» **Exercise instructions**
Type every record exactly as it appears.

++++++++++

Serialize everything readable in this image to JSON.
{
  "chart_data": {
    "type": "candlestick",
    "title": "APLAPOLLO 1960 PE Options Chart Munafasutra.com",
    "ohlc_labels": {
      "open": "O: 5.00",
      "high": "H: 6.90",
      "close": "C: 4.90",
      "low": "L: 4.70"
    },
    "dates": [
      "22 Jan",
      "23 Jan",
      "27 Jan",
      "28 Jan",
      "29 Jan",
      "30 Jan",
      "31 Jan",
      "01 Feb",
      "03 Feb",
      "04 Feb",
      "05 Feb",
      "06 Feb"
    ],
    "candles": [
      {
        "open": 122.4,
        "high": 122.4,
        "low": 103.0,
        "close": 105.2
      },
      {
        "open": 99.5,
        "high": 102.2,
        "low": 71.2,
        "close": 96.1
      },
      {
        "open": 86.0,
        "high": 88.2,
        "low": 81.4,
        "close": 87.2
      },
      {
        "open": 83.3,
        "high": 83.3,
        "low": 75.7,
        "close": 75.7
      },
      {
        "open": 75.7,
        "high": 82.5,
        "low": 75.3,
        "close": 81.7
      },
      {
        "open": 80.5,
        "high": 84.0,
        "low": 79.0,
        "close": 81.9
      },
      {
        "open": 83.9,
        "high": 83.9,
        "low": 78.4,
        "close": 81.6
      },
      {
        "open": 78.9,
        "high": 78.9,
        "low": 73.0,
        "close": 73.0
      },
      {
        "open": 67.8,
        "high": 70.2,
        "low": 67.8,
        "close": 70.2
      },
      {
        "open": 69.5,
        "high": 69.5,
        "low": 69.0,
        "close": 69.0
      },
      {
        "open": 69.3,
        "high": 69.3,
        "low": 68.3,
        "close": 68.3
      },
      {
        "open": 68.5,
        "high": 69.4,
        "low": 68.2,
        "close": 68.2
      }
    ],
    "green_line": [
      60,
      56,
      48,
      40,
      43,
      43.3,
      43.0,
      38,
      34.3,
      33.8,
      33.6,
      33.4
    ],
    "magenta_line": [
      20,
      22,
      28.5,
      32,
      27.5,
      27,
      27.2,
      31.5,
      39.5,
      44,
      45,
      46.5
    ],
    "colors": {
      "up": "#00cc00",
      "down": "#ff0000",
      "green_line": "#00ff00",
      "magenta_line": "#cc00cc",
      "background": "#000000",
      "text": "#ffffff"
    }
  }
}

++++++++++

» **Complete answer**
Serialize everything readable in this image to JSON.
{
  "chart_data": {
    "type": "candlestick",
    "title": "APLAPOLLO 1960 PE Options Chart Munafasutra.com",
    "ohlc_labels": {
      "open": "O: 5.00",
      "high": "H: 6.90",
      "close": "C: 4.90",
      "low": "L: 4.70"
    },
    "dates": [
      "22 Jan",
      "23 Jan",
      "27 Jan",
      "28 Jan",
      "29 Jan",
      "30 Jan",
      "31 Jan",
      "01 Feb",
      "03 Feb",
      "04 Feb",
      "05 Feb",
      "06 Feb"
    ],
    "candles": [
      {
        "open": 122.4,
        "high": 122.4,
        "low": 103.0,
        "close": 105.2
      },
      {
        "open": 99.5,
        "high": 102.2,
        "low": 71.2,
        "close": 96.1
      },
      {
        "open": 86.0,
        "high": 88.2,
        "low": 81.4,
        "close": 87.2
      },
      {
        "open": 83.3,
        "high": 83.3,
        "low": 75.7,
        "close": 75.7
      },
      {
        "open": 75.7,
        "high": 82.5,
        "low": 75.3,
        "close": 81.7
      },
      {
        "open": 80.5,
        "high": 84.0,
        "low": 79.0,
        "close": 81.9
      },
      {
        "open": 83.9,
        "high": 83.9,
        "low": 78.4,
        "close": 81.6
      },
      {
        "open": 78.9,
        "high": 78.9,
        "low": 73.0,
        "close": 73.0
      },
      {
        "open": 67.8,
        "high": 70.2,
        "low": 67.8,
        "close": 70.2
      },
      {
        "open": 69.5,
        "high": 69.5,
        "low": 69.0,
        "close": 69.0
      },
      {
        "open": 69.3,
        "high": 69.3,
        "low": 68.3,
        "close": 68.3
      },
      {
        "open": 68.5,
        "high": 69.4,
        "low": 68.2,
        "close": 68.2
      }
    ],
    "green_line": [
      60,
      56,
      48,
      40,
      43,
      43.3,
      43.0,
      38,
      34.3,
      33.8,
      33.6,
      33.4
    ],
    "magenta_line": [
      20,
      22,
      28.5,
      32,
      27.5,
      27,
      27.2,
      31.5,
      39.5,
      44,
      45,
      46.5
    ],
    "colors": {
      "up": "#00cc00",
      "down": "#ff0000",
      "green_line": "#00ff00",
      "magenta_line": "#cc00cc",
      "background": "#000000",
      "text": "#ffffff"
    }
  }
}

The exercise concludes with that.